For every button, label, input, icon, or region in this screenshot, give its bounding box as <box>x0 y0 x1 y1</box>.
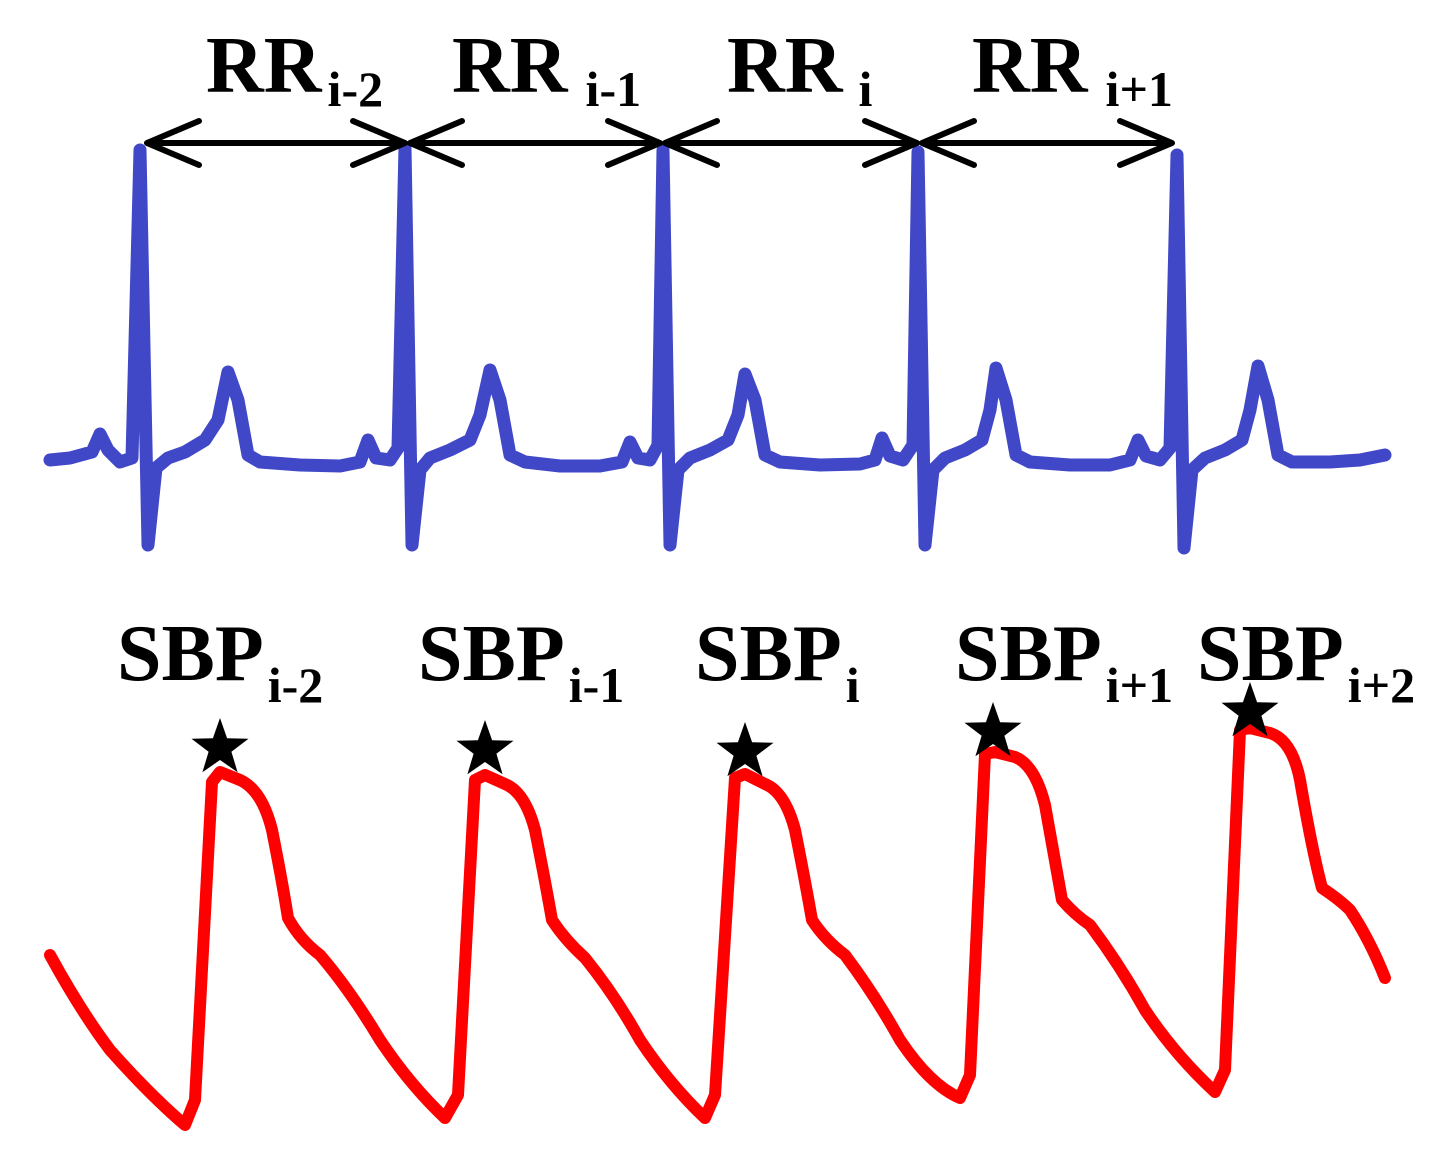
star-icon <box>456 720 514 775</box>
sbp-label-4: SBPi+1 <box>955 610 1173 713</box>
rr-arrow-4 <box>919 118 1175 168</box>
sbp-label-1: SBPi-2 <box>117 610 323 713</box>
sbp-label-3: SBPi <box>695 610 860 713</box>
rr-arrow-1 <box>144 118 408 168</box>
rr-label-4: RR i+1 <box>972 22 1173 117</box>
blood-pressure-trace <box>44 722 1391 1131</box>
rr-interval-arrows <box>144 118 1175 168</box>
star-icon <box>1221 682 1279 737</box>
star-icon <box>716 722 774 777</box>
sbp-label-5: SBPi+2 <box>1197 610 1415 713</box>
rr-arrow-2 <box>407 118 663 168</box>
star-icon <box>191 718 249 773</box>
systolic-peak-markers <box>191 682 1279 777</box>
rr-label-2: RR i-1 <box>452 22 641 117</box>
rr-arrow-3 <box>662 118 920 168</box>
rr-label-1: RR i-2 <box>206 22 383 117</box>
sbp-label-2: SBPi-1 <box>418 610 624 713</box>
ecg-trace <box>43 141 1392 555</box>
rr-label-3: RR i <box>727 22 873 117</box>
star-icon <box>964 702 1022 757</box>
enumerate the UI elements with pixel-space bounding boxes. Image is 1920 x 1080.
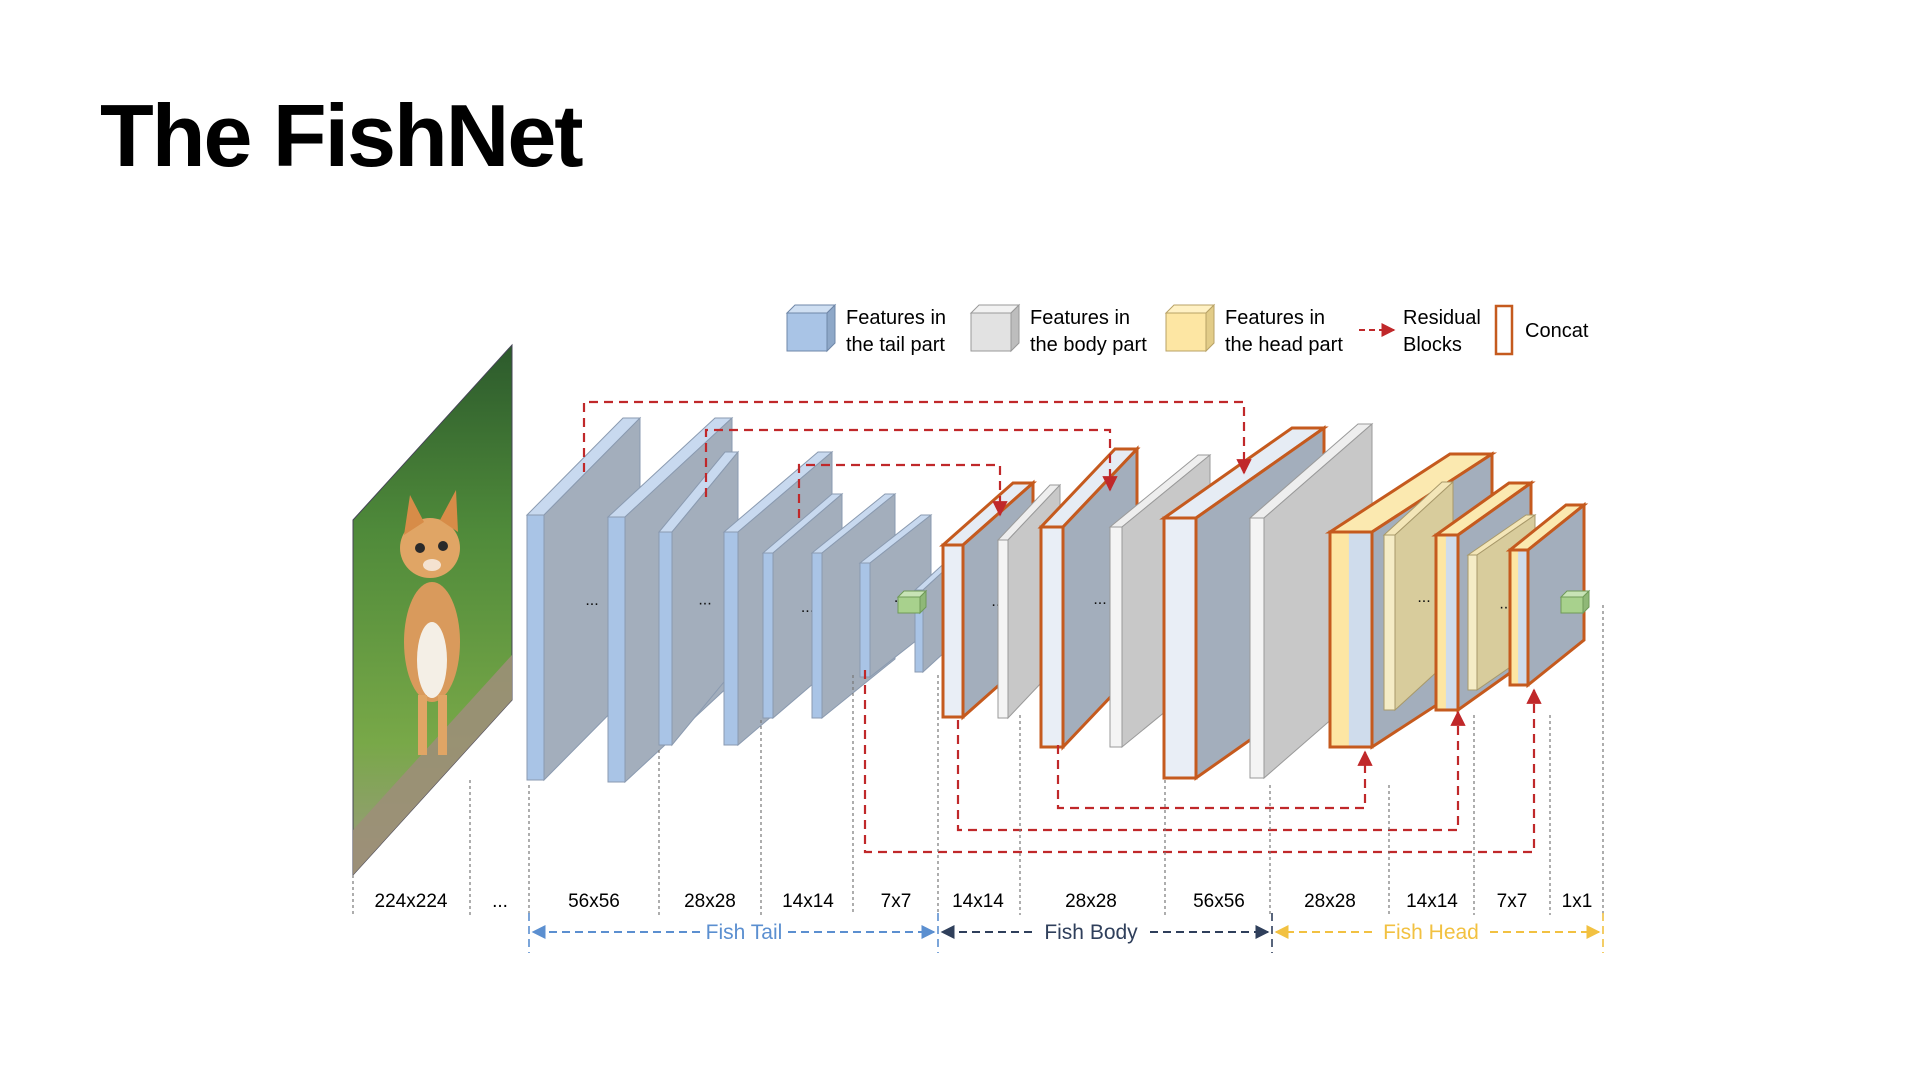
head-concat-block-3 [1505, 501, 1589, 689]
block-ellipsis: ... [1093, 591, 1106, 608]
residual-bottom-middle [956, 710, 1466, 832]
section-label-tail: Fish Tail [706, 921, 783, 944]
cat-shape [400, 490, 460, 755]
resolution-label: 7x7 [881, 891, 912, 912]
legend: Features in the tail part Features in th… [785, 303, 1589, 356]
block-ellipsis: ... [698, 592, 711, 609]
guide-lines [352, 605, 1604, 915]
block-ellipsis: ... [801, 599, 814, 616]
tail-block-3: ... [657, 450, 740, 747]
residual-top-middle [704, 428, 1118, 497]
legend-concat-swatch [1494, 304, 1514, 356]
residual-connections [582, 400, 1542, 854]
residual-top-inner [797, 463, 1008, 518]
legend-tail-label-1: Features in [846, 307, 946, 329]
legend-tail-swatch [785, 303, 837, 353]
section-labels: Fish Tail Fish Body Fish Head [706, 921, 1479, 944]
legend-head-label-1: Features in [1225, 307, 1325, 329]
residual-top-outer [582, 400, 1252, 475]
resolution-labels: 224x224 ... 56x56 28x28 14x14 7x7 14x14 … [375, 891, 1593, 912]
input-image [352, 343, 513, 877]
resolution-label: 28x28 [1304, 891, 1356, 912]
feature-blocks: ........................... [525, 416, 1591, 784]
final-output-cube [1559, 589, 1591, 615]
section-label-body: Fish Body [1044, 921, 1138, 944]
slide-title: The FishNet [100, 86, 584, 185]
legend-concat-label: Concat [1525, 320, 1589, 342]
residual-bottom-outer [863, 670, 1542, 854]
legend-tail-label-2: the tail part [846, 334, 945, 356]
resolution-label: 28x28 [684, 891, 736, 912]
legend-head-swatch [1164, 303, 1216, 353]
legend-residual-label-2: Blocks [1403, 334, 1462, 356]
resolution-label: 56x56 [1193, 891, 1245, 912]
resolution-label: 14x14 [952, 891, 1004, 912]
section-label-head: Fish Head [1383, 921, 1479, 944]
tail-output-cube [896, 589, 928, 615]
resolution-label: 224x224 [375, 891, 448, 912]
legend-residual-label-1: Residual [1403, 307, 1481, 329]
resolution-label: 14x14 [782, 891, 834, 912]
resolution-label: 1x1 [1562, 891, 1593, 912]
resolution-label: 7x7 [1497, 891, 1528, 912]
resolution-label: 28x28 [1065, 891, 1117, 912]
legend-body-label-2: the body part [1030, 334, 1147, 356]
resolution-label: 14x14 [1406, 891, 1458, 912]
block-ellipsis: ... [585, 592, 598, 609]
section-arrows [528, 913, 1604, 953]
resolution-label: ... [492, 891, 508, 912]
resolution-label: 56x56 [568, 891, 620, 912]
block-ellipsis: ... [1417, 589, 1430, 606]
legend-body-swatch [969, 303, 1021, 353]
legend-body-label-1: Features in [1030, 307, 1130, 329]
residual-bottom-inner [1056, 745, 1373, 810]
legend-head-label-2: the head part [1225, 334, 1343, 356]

§ §

AIM: Reproduce every line of the data above without any change, leaving out the pictures.

FINAL RESULT:
For every button, label, input, icon, or region in this screenshot, give its bounding box as <box>x0 y0 x1 y1</box>.
star-icon <box>456 720 514 775</box>
sbp-label-4: SBPi+1 <box>955 610 1173 713</box>
rr-arrow-4 <box>919 118 1175 168</box>
sbp-label-1: SBPi-2 <box>117 610 323 713</box>
sbp-label-3: SBPi <box>695 610 860 713</box>
rr-arrow-1 <box>144 118 408 168</box>
rr-label-4: RR i+1 <box>972 22 1173 117</box>
blood-pressure-trace <box>44 722 1391 1131</box>
rr-interval-arrows <box>144 118 1175 168</box>
star-icon <box>1221 682 1279 737</box>
star-icon <box>716 722 774 777</box>
sbp-label-5: SBPi+2 <box>1197 610 1415 713</box>
rr-arrow-2 <box>407 118 663 168</box>
star-icon <box>191 718 249 773</box>
systolic-peak-markers <box>191 682 1279 777</box>
rr-label-2: RR i-1 <box>452 22 641 117</box>
rr-arrow-3 <box>662 118 920 168</box>
rr-label-1: RR i-2 <box>206 22 383 117</box>
sbp-label-2: SBPi-1 <box>418 610 624 713</box>
ecg-trace <box>43 141 1392 555</box>
rr-label-3: RR i <box>727 22 873 117</box>
star-icon <box>964 702 1022 757</box>
enumerate the UI elements with pixel-space bounding boxes. Image is 1920 x 1080.
head-concat-block-3 [1505, 501, 1589, 689]
block-ellipsis: ... [1093, 591, 1106, 608]
residual-bottom-middle [956, 710, 1466, 832]
section-label-tail: Fish Tail [706, 921, 783, 944]
cat-shape [400, 490, 460, 755]
resolution-label: 7x7 [881, 891, 912, 912]
legend: Features in the tail part Features in th… [785, 303, 1589, 356]
block-ellipsis: ... [698, 592, 711, 609]
guide-lines [352, 605, 1604, 915]
block-ellipsis: ... [801, 599, 814, 616]
tail-block-3: ... [657, 450, 740, 747]
residual-top-middle [704, 428, 1118, 497]
legend-concat-swatch [1494, 304, 1514, 356]
residual-connections [582, 400, 1542, 854]
residual-top-inner [797, 463, 1008, 518]
legend-tail-label-1: Features in [846, 307, 946, 329]
legend-tail-swatch [785, 303, 837, 353]
section-labels: Fish Tail Fish Body Fish Head [706, 921, 1479, 944]
legend-head-label-1: Features in [1225, 307, 1325, 329]
residual-top-outer [582, 400, 1252, 475]
resolution-labels: 224x224 ... 56x56 28x28 14x14 7x7 14x14 … [375, 891, 1593, 912]
input-image [352, 343, 513, 877]
resolution-label: 28x28 [1304, 891, 1356, 912]
feature-blocks: ........................... [525, 416, 1591, 784]
final-output-cube [1559, 589, 1591, 615]
section-label-body: Fish Body [1044, 921, 1138, 944]
slide-title: The FishNet [100, 86, 584, 185]
legend-concat-label: Concat [1525, 320, 1589, 342]
residual-bottom-outer [863, 670, 1542, 854]
legend-tail-label-2: the tail part [846, 334, 945, 356]
resolution-label: 28x28 [684, 891, 736, 912]
legend-head-swatch [1164, 303, 1216, 353]
legend-residual-label-2: Blocks [1403, 334, 1462, 356]
resolution-label: 56x56 [1193, 891, 1245, 912]
resolution-label: 14x14 [952, 891, 1004, 912]
section-label-head: Fish Head [1383, 921, 1479, 944]
tail-output-cube [896, 589, 928, 615]
resolution-label: 224x224 [375, 891, 448, 912]
legend-residual-label-1: Residual [1403, 307, 1481, 329]
resolution-label: 14x14 [782, 891, 834, 912]
resolution-label: 1x1 [1562, 891, 1593, 912]
resolution-label: 7x7 [1497, 891, 1528, 912]
resolution-label: 28x28 [1065, 891, 1117, 912]
legend-body-label-2: the body part [1030, 334, 1147, 356]
resolution-label: 14x14 [1406, 891, 1458, 912]
block-ellipsis: ... [585, 592, 598, 609]
section-arrows [528, 913, 1604, 953]
resolution-label: ... [492, 891, 508, 912]
resolution-label: 56x56 [568, 891, 620, 912]
block-ellipsis: ... [1417, 589, 1430, 606]
legend-body-swatch [969, 303, 1021, 353]
legend-body-label-1: Features in [1030, 307, 1130, 329]
residual-bottom-inner [1056, 745, 1373, 810]
legend-head-label-2: the head part [1225, 334, 1343, 356]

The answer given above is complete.